WHAT IS BEING ASKED
Pull out every line from the listing that has the word "JSON".

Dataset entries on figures

┌────────

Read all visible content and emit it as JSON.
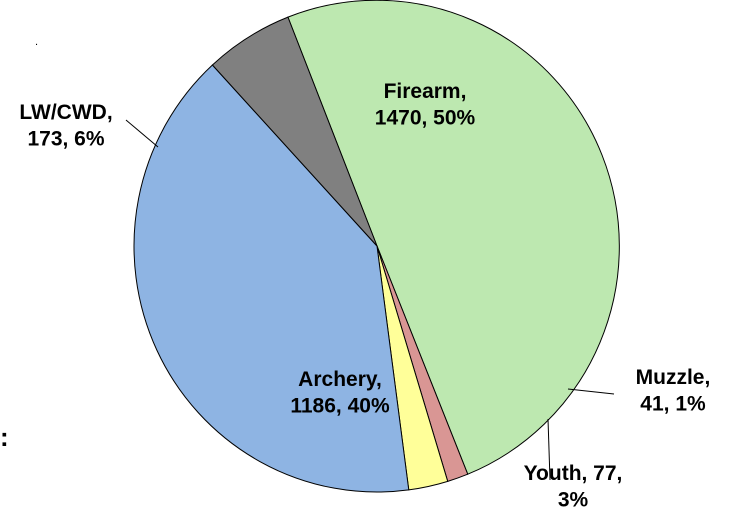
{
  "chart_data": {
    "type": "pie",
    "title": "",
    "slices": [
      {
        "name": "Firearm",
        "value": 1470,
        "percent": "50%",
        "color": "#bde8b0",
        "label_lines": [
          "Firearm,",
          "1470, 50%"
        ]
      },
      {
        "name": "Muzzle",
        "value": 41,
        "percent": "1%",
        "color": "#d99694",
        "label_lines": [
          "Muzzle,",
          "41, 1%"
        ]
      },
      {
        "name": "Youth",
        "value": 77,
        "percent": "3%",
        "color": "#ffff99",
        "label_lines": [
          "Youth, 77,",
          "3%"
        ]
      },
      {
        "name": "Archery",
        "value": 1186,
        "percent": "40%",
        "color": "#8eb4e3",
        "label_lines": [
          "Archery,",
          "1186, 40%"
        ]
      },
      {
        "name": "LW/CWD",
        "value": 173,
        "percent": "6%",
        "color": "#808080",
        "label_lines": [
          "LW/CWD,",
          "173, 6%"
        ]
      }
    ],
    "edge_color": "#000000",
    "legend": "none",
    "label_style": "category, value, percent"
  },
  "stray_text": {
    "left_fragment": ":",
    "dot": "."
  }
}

└────────
┌────────

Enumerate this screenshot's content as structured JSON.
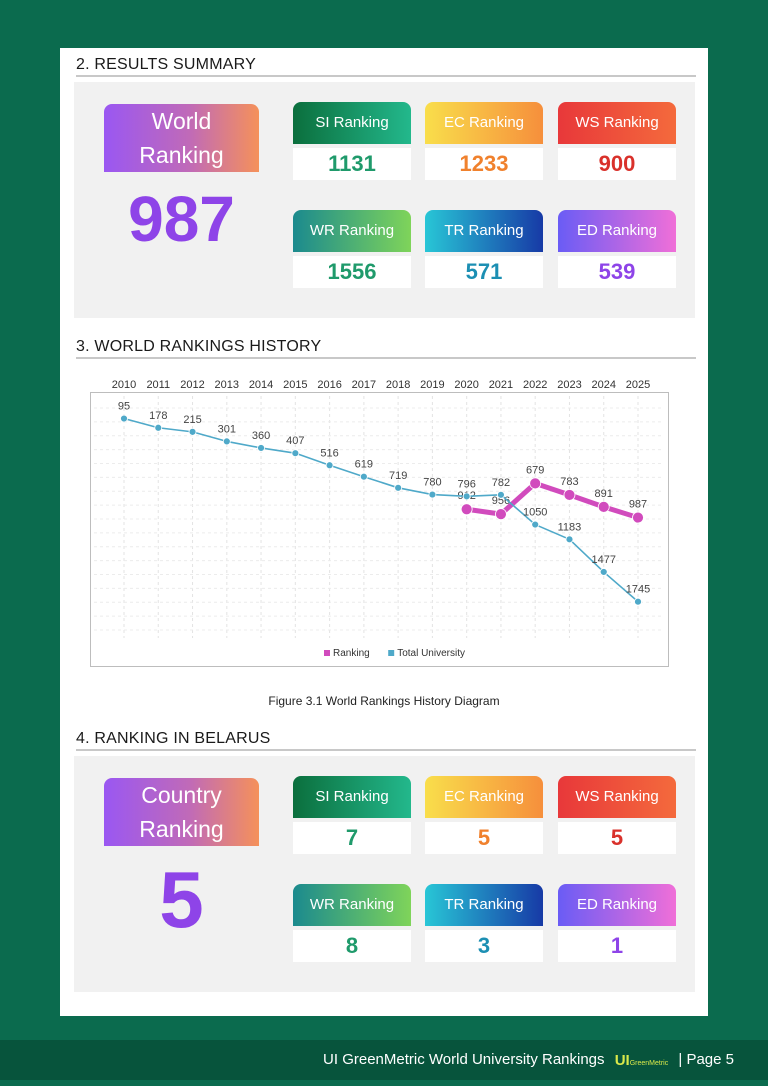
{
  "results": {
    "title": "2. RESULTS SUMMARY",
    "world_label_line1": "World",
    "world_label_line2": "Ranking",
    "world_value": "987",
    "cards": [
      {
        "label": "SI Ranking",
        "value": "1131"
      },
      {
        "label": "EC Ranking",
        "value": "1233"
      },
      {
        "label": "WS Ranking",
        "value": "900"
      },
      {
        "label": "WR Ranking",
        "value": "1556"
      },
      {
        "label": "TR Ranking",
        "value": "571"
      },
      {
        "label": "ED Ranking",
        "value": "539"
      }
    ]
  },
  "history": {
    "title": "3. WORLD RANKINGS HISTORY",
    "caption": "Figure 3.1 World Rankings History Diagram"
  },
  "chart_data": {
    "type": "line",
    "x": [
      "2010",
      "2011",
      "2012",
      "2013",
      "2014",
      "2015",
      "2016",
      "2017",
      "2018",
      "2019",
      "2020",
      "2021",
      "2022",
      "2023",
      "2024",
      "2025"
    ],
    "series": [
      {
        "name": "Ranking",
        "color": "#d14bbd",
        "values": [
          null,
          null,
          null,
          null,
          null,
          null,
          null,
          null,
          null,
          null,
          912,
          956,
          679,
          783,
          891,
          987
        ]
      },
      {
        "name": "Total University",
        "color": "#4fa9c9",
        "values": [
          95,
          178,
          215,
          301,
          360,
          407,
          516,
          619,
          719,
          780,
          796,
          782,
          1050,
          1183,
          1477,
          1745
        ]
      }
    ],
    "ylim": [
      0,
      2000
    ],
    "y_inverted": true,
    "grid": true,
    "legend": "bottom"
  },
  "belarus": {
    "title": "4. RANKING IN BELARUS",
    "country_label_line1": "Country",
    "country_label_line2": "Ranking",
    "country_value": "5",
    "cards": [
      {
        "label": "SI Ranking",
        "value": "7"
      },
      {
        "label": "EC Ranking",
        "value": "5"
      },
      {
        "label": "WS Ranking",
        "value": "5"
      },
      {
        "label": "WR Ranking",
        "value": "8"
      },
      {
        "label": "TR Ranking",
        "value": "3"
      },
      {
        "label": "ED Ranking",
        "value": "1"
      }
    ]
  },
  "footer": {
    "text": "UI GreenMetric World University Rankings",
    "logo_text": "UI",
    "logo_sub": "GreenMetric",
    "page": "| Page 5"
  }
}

└────────

THE COMPLETED TASK
Read all visible content and emit it as JSON.
Enumerate this screenshot's content as structured JSON.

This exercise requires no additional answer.